Record excerpts
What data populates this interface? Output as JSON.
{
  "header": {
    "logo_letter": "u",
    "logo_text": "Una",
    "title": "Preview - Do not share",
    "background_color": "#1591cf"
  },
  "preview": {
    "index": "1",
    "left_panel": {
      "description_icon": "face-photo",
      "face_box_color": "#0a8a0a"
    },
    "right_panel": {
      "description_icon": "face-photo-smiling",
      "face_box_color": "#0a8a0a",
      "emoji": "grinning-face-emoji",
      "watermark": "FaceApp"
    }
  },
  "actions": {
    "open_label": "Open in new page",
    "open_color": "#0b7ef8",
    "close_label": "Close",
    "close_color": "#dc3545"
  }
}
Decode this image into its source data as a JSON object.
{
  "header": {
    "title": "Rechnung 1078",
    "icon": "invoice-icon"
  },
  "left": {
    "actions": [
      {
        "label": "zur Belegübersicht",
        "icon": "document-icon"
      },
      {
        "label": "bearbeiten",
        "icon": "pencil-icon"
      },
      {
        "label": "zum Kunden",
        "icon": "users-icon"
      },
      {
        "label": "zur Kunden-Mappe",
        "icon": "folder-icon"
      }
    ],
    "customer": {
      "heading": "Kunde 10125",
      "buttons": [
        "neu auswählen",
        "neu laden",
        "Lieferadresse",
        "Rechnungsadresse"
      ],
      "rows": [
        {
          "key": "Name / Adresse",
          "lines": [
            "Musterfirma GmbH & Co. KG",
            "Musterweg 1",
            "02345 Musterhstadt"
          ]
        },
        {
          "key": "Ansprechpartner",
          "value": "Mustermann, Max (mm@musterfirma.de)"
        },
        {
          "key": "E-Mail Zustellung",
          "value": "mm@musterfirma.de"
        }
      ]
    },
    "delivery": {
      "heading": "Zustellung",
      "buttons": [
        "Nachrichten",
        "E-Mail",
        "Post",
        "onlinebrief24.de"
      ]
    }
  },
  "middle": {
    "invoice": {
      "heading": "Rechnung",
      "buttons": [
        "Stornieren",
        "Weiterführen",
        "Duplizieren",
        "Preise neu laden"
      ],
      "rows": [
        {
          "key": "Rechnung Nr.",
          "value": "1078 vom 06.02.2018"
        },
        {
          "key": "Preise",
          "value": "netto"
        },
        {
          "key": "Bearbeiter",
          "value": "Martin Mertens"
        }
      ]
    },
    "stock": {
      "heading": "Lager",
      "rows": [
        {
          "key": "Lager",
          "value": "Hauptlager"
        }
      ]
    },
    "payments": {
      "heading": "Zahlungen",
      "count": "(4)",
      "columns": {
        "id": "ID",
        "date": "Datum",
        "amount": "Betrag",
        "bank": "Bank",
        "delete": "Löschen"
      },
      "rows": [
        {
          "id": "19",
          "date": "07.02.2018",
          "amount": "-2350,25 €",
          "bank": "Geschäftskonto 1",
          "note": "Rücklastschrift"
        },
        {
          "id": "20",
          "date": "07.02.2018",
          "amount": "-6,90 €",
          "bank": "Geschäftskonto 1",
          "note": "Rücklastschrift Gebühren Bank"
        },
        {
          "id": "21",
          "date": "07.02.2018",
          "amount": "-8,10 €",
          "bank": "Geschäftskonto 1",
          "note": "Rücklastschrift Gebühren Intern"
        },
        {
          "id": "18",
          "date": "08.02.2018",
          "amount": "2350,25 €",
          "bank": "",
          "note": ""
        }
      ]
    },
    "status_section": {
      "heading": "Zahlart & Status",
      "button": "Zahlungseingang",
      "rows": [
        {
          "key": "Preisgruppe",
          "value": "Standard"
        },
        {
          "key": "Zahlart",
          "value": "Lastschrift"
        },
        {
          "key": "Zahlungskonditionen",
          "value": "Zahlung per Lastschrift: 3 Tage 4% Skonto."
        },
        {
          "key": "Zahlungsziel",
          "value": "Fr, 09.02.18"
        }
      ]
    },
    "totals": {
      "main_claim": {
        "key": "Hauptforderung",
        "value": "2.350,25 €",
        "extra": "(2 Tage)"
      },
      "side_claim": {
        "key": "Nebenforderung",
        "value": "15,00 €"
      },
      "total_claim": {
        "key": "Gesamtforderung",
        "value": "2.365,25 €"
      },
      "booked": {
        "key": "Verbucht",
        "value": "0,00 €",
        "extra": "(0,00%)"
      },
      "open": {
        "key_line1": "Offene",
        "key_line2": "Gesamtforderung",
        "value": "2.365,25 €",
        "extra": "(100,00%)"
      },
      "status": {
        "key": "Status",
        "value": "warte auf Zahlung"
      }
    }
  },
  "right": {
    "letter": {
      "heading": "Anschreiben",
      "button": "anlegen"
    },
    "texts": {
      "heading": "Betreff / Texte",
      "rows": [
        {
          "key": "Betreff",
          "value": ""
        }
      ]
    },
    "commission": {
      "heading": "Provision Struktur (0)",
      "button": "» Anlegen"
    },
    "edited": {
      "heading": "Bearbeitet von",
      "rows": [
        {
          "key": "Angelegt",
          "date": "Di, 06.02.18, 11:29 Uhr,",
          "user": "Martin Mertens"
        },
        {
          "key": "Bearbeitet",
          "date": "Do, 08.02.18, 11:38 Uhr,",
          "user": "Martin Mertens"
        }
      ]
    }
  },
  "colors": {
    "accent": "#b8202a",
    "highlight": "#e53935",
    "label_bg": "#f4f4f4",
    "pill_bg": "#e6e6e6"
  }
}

To do
Retype the material in full, character for character.

Exercise output
What data populates this interface? Output as JSON.
{
  "header": {
    "logo_letter": "u",
    "logo_text": "Una",
    "title": "Preview - Do not share",
    "background_color": "#1591cf"
  },
  "preview": {
    "index": "1",
    "left_panel": {
      "description_icon": "face-photo",
      "face_box_color": "#0a8a0a"
    },
    "right_panel": {
      "description_icon": "face-photo-smiling",
      "face_box_color": "#0a8a0a",
      "emoji": "grinning-face-emoji",
      "watermark": "FaceApp"
    }
  },
  "actions": {
    "open_label": "Open in new page",
    "open_color": "#0b7ef8",
    "close_label": "Close",
    "close_color": "#dc3545"
  }
}
Decode this image into its source data as a JSON object.
{
  "header": {
    "title": "Rechnung 1078",
    "icon": "invoice-icon"
  },
  "left": {
    "actions": [
      {
        "label": "zur Belegübersicht",
        "icon": "document-icon"
      },
      {
        "label": "bearbeiten",
        "icon": "pencil-icon"
      },
      {
        "label": "zum Kunden",
        "icon": "users-icon"
      },
      {
        "label": "zur Kunden-Mappe",
        "icon": "folder-icon"
      }
    ],
    "customer": {
      "heading": "Kunde 10125",
      "buttons": [
        "neu auswählen",
        "neu laden",
        "Lieferadresse",
        "Rechnungsadresse"
      ],
      "rows": [
        {
          "key": "Name / Adresse",
          "lines": [
            "Musterfirma GmbH & Co. KG",
            "Musterweg 1",
            "02345 Musterhstadt"
          ]
        },
        {
          "key": "Ansprechpartner",
          "value": "Mustermann, Max (mm@musterfirma.de)"
        },
        {
          "key": "E-Mail Zustellung",
          "value": "mm@musterfirma.de"
        }
      ]
    },
    "delivery": {
      "heading": "Zustellung",
      "buttons": [
        "Nachrichten",
        "E-Mail",
        "Post",
        "onlinebrief24.de"
      ]
    }
  },
  "middle": {
    "invoice": {
      "heading": "Rechnung",
      "buttons": [
        "Stornieren",
        "Weiterführen",
        "Duplizieren",
        "Preise neu laden"
      ],
      "rows": [
        {
          "key": "Rechnung Nr.",
          "value": "1078 vom 06.02.2018"
        },
        {
          "key": "Preise",
          "value": "netto"
        },
        {
          "key": "Bearbeiter",
          "value": "Martin Mertens"
        }
      ]
    },
    "stock": {
      "heading": "Lager",
      "rows": [
        {
          "key": "Lager",
          "value": "Hauptlager"
        }
      ]
    },
    "payments": {
      "heading": "Zahlungen",
      "count": "(4)",
      "columns": {
        "id": "ID",
        "date": "Datum",
        "amount": "Betrag",
        "bank": "Bank",
        "delete": "Löschen"
      },
      "rows": [
        {
          "id": "19",
          "date": "07.02.2018",
          "amount": "-2350,25 €",
          "bank": "Geschäftskonto 1",
          "note": "Rücklastschrift"
        },
        {
          "id": "20",
          "date": "07.02.2018",
          "amount": "-6,90 €",
          "bank": "Geschäftskonto 1",
          "note": "Rücklastschrift Gebühren Bank"
        },
        {
          "id": "21",
          "date": "07.02.2018",
          "amount": "-8,10 €",
          "bank": "Geschäftskonto 1",
          "note": "Rücklastschrift Gebühren Intern"
        },
        {
          "id": "18",
          "date": "08.02.2018",
          "amount": "2350,25 €",
          "bank": "",
          "note": ""
        }
      ]
    },
    "status_section": {
      "heading": "Zahlart & Status",
      "button": "Zahlungseingang",
      "rows": [
        {
          "key": "Preisgruppe",
          "value": "Standard"
        },
        {
          "key": "Zahlart",
          "value": "Lastschrift"
        },
        {
          "key": "Zahlungskonditionen",
          "value": "Zahlung per Lastschrift: 3 Tage 4% Skonto."
        },
        {
          "key": "Zahlungsziel",
          "value": "Fr, 09.02.18"
        }
      ]
    },
    "totals": {
      "main_claim": {
        "key": "Hauptforderung",
        "value": "2.350,25 €",
        "extra": "(2 Tage)"
      },
      "side_claim": {
        "key": "Nebenforderung",
        "value": "15,00 €"
      },
      "total_claim": {
        "key": "Gesamtforderung",
        "value": "2.365,25 €"
      },
      "booked": {
        "key": "Verbucht",
        "value": "0,00 €",
        "extra": "(0,00%)"
      },
      "open": {
        "key_line1": "Offene",
        "key_line2": "Gesamtforderung",
        "value": "2.365,25 €",
        "extra": "(100,00%)"
      },
      "status": {
        "key": "Status",
        "value": "warte auf Zahlung"
      }
    }
  },
  "right": {
    "letter": {
      "heading": "Anschreiben",
      "button": "anlegen"
    },
    "texts": {
      "heading": "Betreff / Texte",
      "rows": [
        {
          "key": "Betreff",
          "value": ""
        }
      ]
    },
    "commission": {
      "heading": "Provision Struktur (0)",
      "button": "» Anlegen"
    },
    "edited": {
      "heading": "Bearbeitet von",
      "rows": [
        {
          "key": "Angelegt",
          "date": "Di, 06.02.18, 11:29 Uhr,",
          "user": "Martin Mertens"
        },
        {
          "key": "Bearbeitet",
          "date": "Do, 08.02.18, 11:38 Uhr,",
          "user": "Martin Mertens"
        }
      ]
    }
  },
  "colors": {
    "accent": "#b8202a",
    "highlight": "#e53935",
    "label_bg": "#f4f4f4",
    "pill_bg": "#e6e6e6"
  }
}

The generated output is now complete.